## What the task requires
From the listing below, pull out the lines that hold "File".
* START Data for this exercise *
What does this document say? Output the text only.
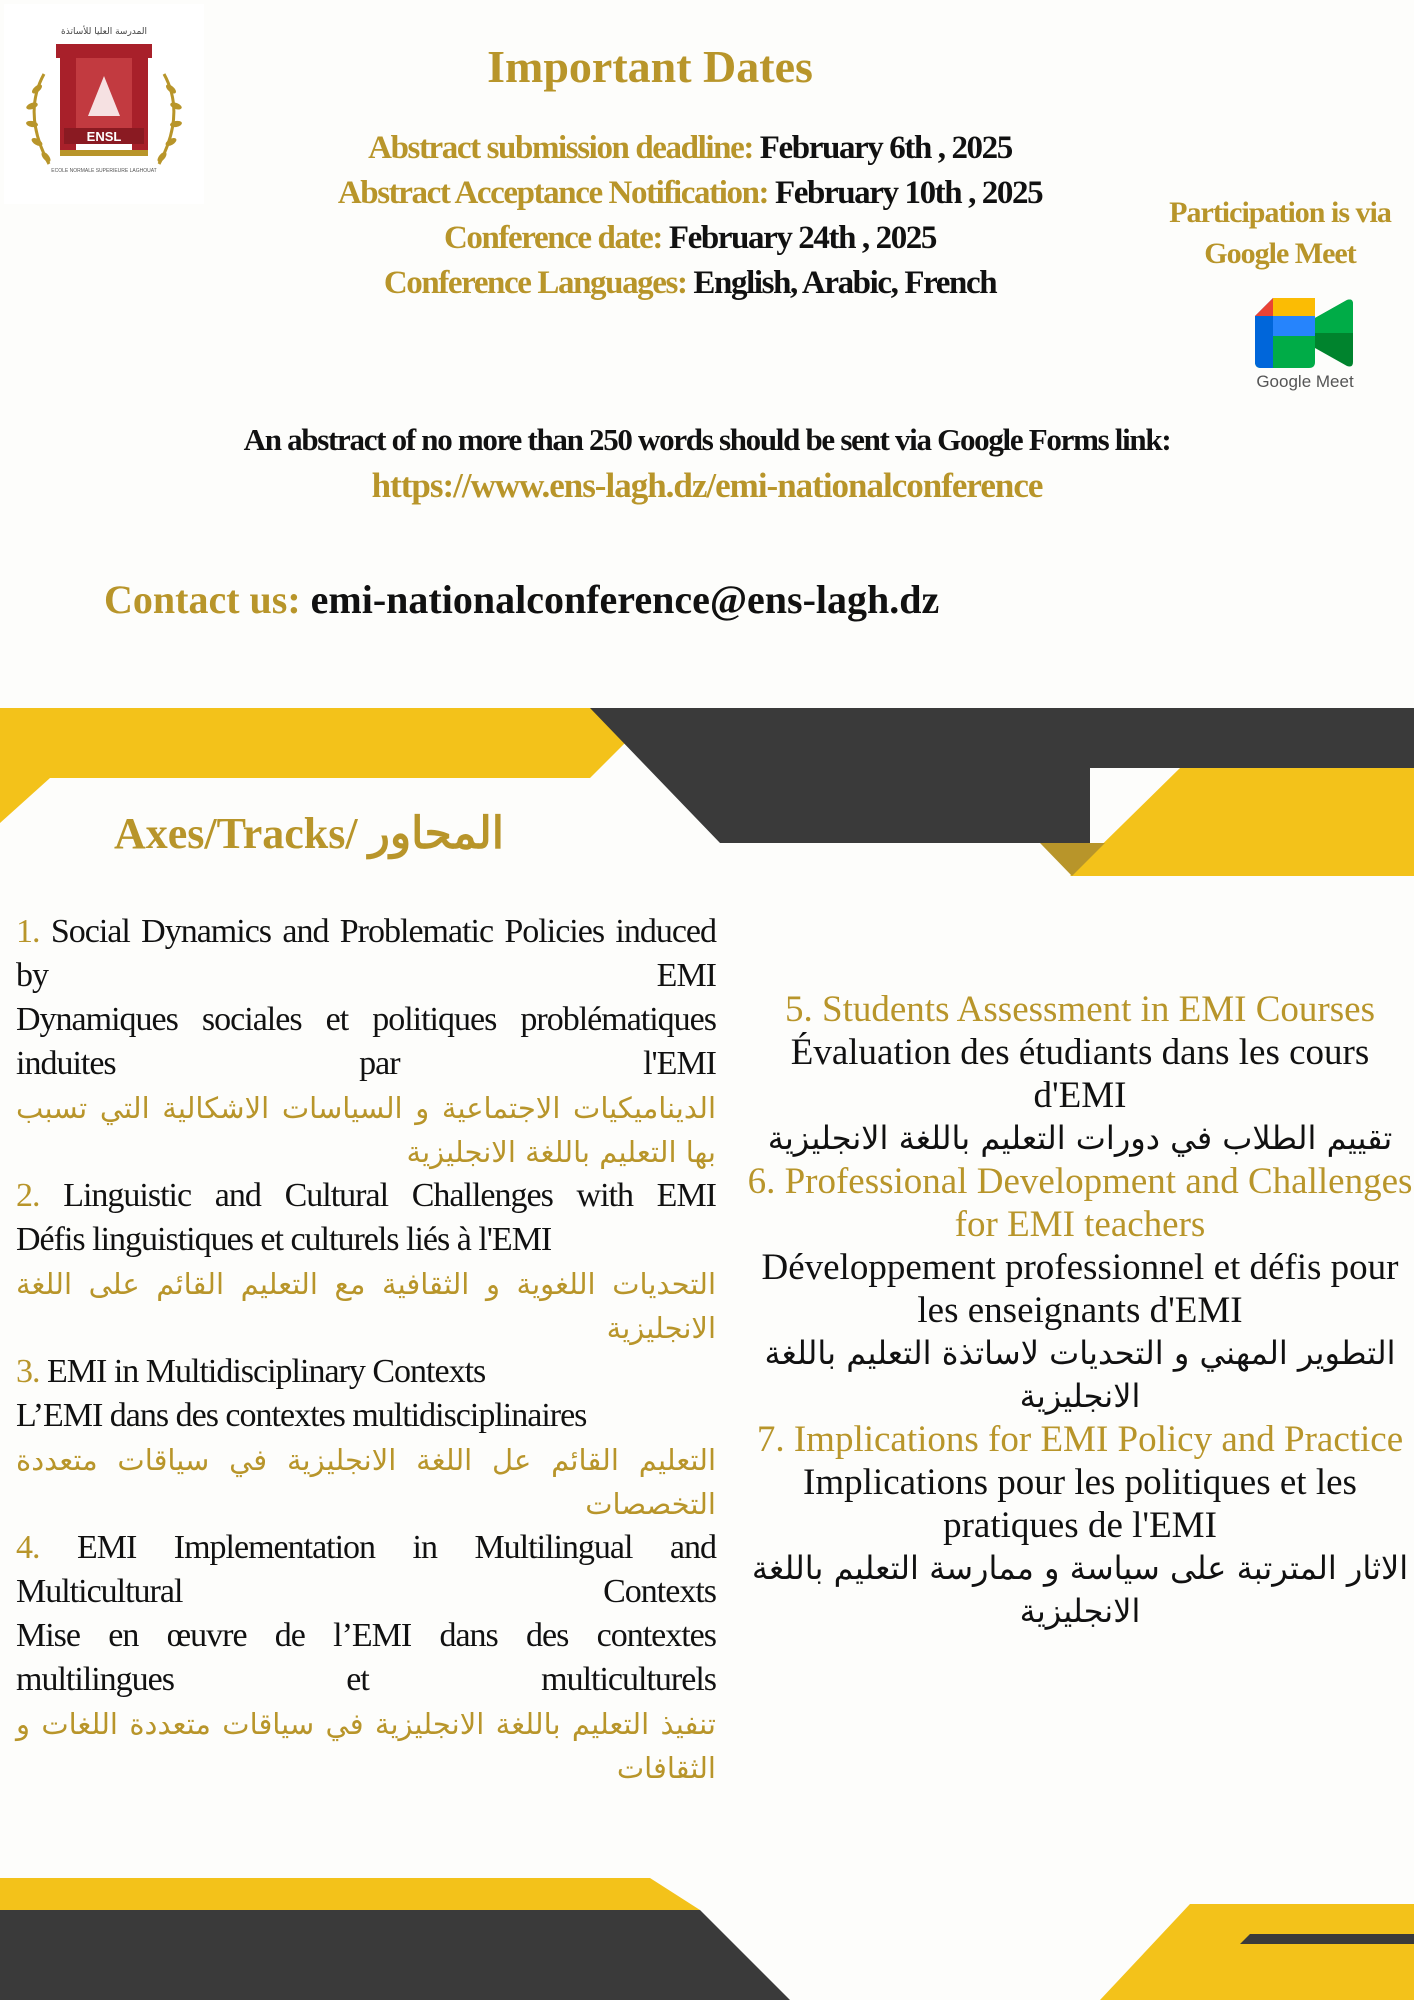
ENSL
ECOLE NORMALE SUPERIEURE LAGHOUAT
المدرسة العليا للأساتذة
Important Dates
Abstract submission deadline: February 6th , 2025
Abstract Acceptance Notification: February 10th , 2025
Conference date: February 24th , 2025
Conference Languages: English, Arabic, French
Participation is via
Google Meet
Google Meet
An abstract of no more than 250 words should be sent via Google Forms link:
https://www.ens-lagh.dz/emi-nationalconference
Contact us: emi-nationalconference@ens-lagh.dz
Axes/Tracks/ المحاور
1. Social Dynamics and Problematic Policies induced by EMI
Dynamiques sociales et politiques problématiques induites par l'EMI
الديناميكيات الاجتماعية و السياسات الاشكالية التي تسبب بها التعليم باللغة الانجليزية
2. Linguistic and Cultural Challenges with EMI
Défis linguistiques et culturels liés à l'EMI
التحديات اللغوية و الثقافية مع التعليم القائم على اللغة الانجليزية
3. EMI in Multidisciplinary Contexts
L’EMI dans des contextes multidisciplinaires
التعليم القائم عل اللغة الانجليزية في سياقات متعددة التخصصات
4. EMI Implementation in Multilingual and Multicultural Contexts
Mise en œuvre de l’EMI dans des contextes multilingues et multiculturels
تنفيذ التعليم باللغة الانجليزية في سياقات متعددة اللغات و الثقافات
5. Students Assessment in EMI Courses
Évaluation des étudiants dans les cours d'EMI
تقييم الطلاب في دورات التعليم باللغة الانجليزية
6. Professional Development and Challenges for EMI teachers
Développement professionnel et défis pour les enseignants d'EMI
التطوير المهني و التحديات لاساتذة التعليم باللغة الانجليزية
7. Implications for EMI Policy and Practice
Implications pour les politiques et les pratiques de l'EMI
الاثار المترتبة على سياسة و ممارسة التعليم باللغة الانجليزية
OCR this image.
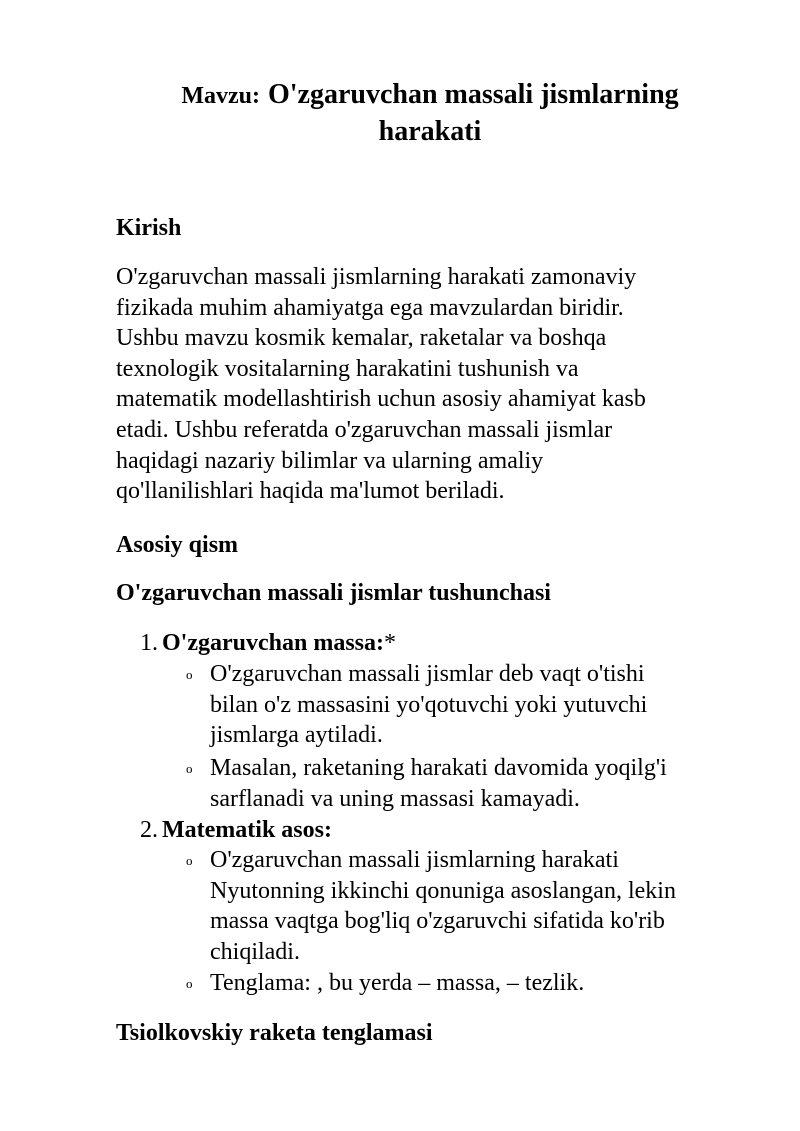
Mavzu: O'zgaruvchan massali jismlarning
harakati
Kirish
O'zgaruvchan massali jismlarning harakati zamonaviy
fizikada muhim ahamiyatga ega mavzulardan biridir.
Ushbu mavzu kosmik kemalar, raketalar va boshqa
texnologik vositalarning harakatini tushunish va
matematik modellashtirish uchun asosiy ahamiyat kasb
etadi. Ushbu referatda o'zgaruvchan massali jismlar
haqidagi nazariy bilimlar va ularning amaliy
qo'llanilishlari haqida ma'lumot beriladi.
Asosiy qism
O'zgaruvchan massali jismlar tushunchasi
1. O'zgaruvchan massa:*
o O'zgaruvchan massali jismlar deb vaqt o'tishi
bilan o'z massasini yo'qotuvchi yoki yutuvchi
jismlarga aytiladi.
o Masalan, raketaning harakati davomida yoqilg'i
sarflanadi va uning massasi kamayadi.
2. Matematik asos:
o O'zgaruvchan massali jismlarning harakati
Nyutonning ikkinchi qonuniga asoslangan, lekin
massa vaqtga bog'liq o'zgaruvchi sifatida ko'rib
chiqiladi.
o Tenglama: , bu yerda – massa, – tezlik.
Tsiolkovskiy raketa tenglamasi
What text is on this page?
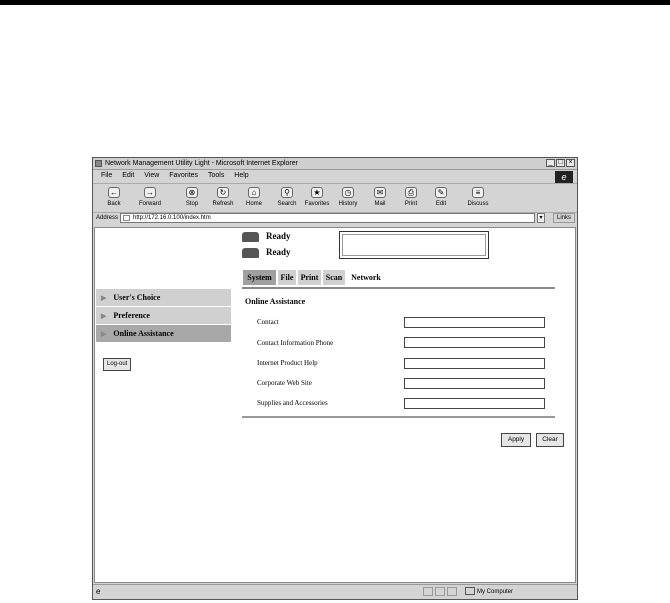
Network Management Utility Light - Microsoft Internet Explorer	_ □ ×
File Edit View Favorites Tools Help	e
←
Back
→
Forward
⊗
Stop
↻
Refresh
⌂
Home
⚲
Search
★
Favorites
◷
History
✉
Mail
⎙
Print
✎
Edit
≡
Discuss
Address	http://172.16.0.100/index.htm	▾	Links
Ready
Ready
System	File Print Scan	Network
▶ User's Choice
▶ Preference
▶ Online Assistance
Log-out
Online Assistance
Contact
Contact Information Phone
Internet Product Help
Corporate Web Site
Supplies and Accessories
Apply	Clear
e	My Computer
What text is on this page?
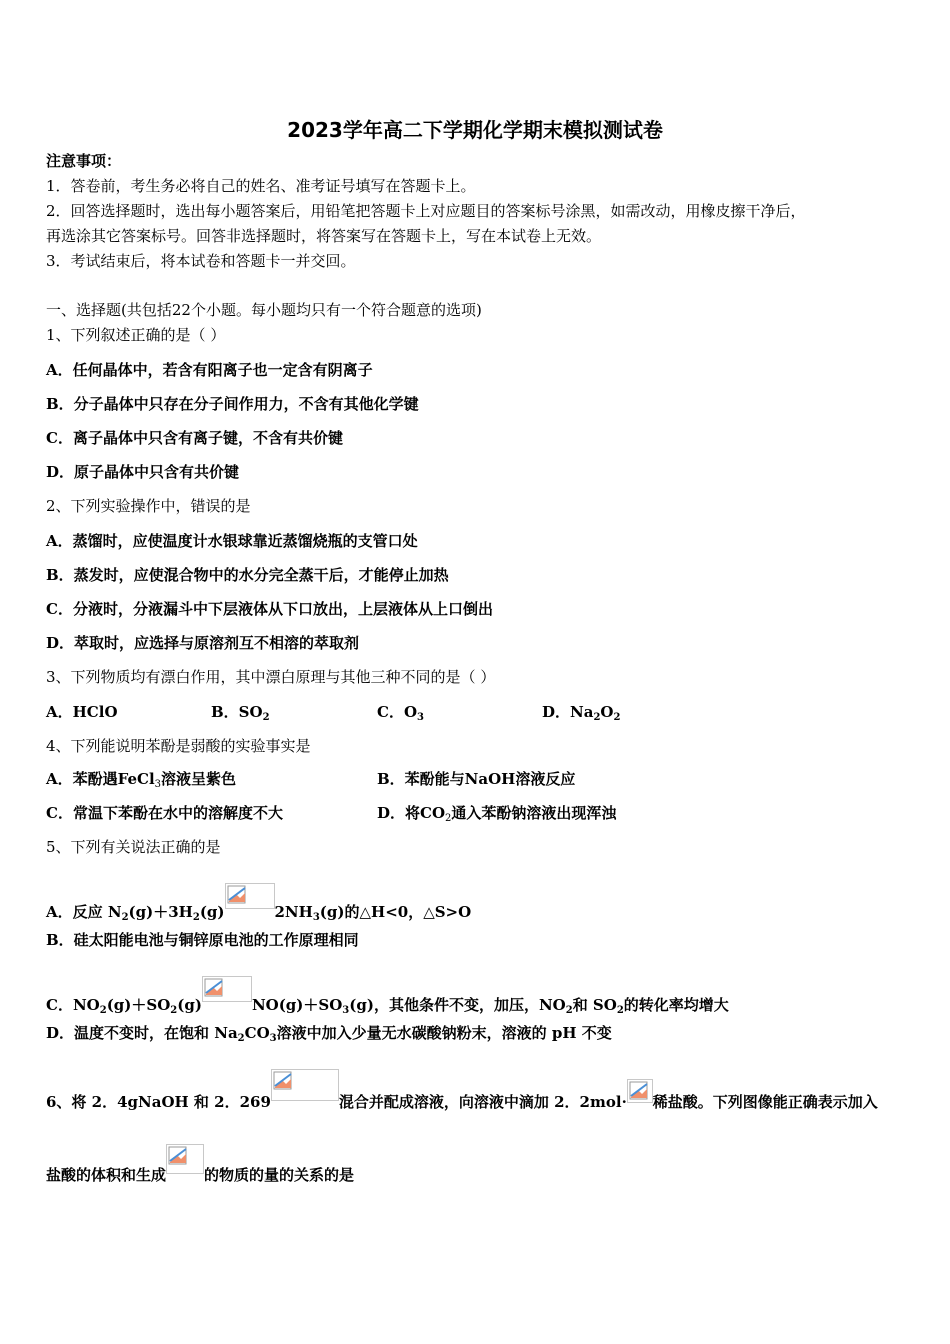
2023学年高二下学期化学期末模拟测试卷
注意事项：
1．答卷前，考生务必将自己的姓名、准考证号填写在答题卡上。
2．回答选择题时，选出每小题答案后，用铅笔把答题卡上对应题目的答案标号涂黑，如需改动，用橡皮擦干净后，
再选涂其它答案标号。回答非选择题时，将答案写在答题卡上，写在本试卷上无效。
3．考试结束后，将本试卷和答题卡一并交回。
一、选择题(共包括22个小题。每小题均只有一个符合题意的选项)
1、下列叙述正确的是（ ）
A．任何晶体中，若含有阳离子也一定含有阴离子
B．分子晶体中只存在分子间作用力，不含有其他化学键
C．离子晶体中只含有离子键，不含有共价键
D．原子晶体中只含有共价键
2、下列实验操作中，错误的是
A．蒸馏时，应使温度计水银球靠近蒸馏烧瓶的支管口处
B．蒸发时，应使混合物中的水分完全蒸干后，才能停止加热
C．分液时，分液漏斗中下层液体从下口放出，上层液体从上口倒出
D．萃取时，应选择与原溶剂互不相溶的萃取剂
3、下列物质均有漂白作用，其中漂白原理与其他三种不同的是（ ）
A．HClO	B．$SO_2$	C．$O_3$	D．$Na_2O_2$
4、下列能说明苯酚是弱酸的实验事实是
A．苯酚遇FeCl$_3$溶液呈紫色	B．苯酚能与NaOH溶液反应
C．常温下苯酚在水中的溶解度不大	D．将$CO_2$通入苯酚钠溶液出现浑浊
5、下列有关说法正确的是
A．反应 $N_2(g)+3H_2(g)$	$2NH_3(g)$的△H<0，△S>O
B．硅太阳能电池与铜锌原电池的工作原理相同
C．$NO_2(g)+SO_2(g)$	$NO(g)+SO_3(g)$，其他条件不变，加压，$NO_2$和 $SO_2$的转化率均增大
D．温度不变时，在饱和 $Na_2CO_3$溶液中加入少量无水碳酸钠粉末，溶液的 pH 不变
6、将 2．4gNaOH 和 2．269	混合并配成溶液，向溶液中滴加 2．2mol· 稀盐酸。下列图像能正确表示加入
盐酸的体积和生成	的物质的量的关系的是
* END Data for this exercise *
## Task output
File Edit View Favorites Tools Help	e
System	File Print Scan	Network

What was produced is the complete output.